_Your objective:_
Reproduce each line bearing the word "Connecting".
———
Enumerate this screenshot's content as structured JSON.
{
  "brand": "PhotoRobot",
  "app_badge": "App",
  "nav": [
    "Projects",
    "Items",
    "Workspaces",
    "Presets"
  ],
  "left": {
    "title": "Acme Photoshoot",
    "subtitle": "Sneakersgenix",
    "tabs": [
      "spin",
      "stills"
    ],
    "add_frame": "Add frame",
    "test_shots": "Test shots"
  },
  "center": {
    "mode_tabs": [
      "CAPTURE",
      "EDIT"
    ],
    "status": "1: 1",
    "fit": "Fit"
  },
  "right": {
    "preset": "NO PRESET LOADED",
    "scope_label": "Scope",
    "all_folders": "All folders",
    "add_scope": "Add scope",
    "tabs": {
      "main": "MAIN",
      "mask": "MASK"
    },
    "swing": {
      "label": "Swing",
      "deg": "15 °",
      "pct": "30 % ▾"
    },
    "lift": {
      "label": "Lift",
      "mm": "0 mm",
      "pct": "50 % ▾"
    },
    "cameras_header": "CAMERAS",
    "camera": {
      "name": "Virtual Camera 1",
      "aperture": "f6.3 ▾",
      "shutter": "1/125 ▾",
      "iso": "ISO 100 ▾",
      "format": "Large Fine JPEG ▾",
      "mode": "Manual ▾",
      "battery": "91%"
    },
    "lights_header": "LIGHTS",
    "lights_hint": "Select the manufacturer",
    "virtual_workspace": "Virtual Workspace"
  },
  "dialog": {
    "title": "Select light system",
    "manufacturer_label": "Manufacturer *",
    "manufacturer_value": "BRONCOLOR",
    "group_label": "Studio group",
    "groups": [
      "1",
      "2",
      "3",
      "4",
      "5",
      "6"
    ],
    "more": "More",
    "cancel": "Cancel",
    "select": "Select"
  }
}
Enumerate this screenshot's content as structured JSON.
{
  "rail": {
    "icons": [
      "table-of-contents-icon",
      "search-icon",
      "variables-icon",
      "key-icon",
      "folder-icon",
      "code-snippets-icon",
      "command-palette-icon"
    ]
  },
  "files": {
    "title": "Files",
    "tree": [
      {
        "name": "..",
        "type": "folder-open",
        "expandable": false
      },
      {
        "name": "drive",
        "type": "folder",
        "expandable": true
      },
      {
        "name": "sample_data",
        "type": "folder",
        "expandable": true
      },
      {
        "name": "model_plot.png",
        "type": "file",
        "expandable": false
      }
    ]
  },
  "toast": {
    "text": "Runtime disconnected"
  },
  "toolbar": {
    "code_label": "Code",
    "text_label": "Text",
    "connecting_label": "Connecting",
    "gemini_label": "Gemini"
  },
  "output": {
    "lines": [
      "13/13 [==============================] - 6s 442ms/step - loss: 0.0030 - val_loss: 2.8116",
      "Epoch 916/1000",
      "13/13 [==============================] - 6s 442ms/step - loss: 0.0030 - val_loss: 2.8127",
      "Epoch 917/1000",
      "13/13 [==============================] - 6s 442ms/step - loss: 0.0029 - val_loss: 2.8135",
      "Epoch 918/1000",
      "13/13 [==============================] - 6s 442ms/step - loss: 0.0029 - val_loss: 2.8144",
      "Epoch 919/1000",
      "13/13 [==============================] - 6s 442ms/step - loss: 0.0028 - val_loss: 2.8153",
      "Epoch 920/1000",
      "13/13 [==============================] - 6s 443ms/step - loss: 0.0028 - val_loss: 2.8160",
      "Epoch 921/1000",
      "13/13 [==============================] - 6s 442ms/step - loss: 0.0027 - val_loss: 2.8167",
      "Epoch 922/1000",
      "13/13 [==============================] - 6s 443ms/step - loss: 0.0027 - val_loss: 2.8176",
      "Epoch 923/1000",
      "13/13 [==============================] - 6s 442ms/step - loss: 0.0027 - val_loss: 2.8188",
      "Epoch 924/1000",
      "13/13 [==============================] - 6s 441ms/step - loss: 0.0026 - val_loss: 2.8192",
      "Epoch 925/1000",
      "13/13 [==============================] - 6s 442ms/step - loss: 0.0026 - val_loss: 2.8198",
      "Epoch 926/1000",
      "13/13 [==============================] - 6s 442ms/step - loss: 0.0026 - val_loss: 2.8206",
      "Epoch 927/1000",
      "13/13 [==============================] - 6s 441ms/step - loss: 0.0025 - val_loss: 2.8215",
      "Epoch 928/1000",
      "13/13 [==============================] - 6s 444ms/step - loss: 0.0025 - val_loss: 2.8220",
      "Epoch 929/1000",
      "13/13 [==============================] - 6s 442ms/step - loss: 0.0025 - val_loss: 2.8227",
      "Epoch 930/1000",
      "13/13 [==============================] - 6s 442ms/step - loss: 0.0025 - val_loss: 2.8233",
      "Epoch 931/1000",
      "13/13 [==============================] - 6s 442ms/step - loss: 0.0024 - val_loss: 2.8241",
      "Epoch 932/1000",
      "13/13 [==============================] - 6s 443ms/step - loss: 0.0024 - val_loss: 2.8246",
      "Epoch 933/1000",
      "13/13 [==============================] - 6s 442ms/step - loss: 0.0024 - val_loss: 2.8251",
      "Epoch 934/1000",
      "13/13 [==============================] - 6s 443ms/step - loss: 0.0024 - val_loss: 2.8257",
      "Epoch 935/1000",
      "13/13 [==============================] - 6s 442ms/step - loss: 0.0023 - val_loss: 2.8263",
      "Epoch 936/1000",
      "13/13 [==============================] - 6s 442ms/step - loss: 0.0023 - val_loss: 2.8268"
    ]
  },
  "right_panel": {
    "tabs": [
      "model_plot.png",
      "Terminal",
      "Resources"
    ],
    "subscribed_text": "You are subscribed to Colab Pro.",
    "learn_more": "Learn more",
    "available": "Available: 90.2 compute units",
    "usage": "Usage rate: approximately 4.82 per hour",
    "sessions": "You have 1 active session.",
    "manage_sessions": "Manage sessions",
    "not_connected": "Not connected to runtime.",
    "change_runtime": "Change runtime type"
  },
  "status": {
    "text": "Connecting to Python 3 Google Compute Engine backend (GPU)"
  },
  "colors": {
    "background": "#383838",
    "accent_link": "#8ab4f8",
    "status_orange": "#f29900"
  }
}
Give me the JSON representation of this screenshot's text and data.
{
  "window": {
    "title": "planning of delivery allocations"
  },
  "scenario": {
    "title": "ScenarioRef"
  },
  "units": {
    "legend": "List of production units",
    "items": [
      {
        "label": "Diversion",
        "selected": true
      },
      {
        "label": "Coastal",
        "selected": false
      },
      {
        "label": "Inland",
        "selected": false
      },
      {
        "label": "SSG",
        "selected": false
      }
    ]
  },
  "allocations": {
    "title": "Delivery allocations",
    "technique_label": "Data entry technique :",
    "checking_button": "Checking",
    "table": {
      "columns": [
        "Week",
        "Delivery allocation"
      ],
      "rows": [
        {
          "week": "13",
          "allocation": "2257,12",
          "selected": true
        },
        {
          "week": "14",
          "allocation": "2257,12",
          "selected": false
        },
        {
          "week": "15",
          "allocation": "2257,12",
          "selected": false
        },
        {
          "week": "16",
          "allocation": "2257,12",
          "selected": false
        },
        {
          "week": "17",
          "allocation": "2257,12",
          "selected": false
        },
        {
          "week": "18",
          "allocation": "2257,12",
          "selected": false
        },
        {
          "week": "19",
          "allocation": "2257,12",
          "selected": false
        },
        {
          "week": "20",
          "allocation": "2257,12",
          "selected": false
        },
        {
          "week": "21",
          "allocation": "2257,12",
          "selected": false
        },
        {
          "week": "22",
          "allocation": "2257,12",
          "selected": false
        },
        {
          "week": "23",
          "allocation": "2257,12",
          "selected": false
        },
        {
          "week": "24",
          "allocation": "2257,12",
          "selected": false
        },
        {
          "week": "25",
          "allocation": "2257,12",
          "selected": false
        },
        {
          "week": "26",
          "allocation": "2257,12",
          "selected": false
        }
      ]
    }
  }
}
———
_Task output:_
    "connecting_label": "Connecting",
    "text": "Connecting to Python 3 Google Compute Engine backend (GPU)"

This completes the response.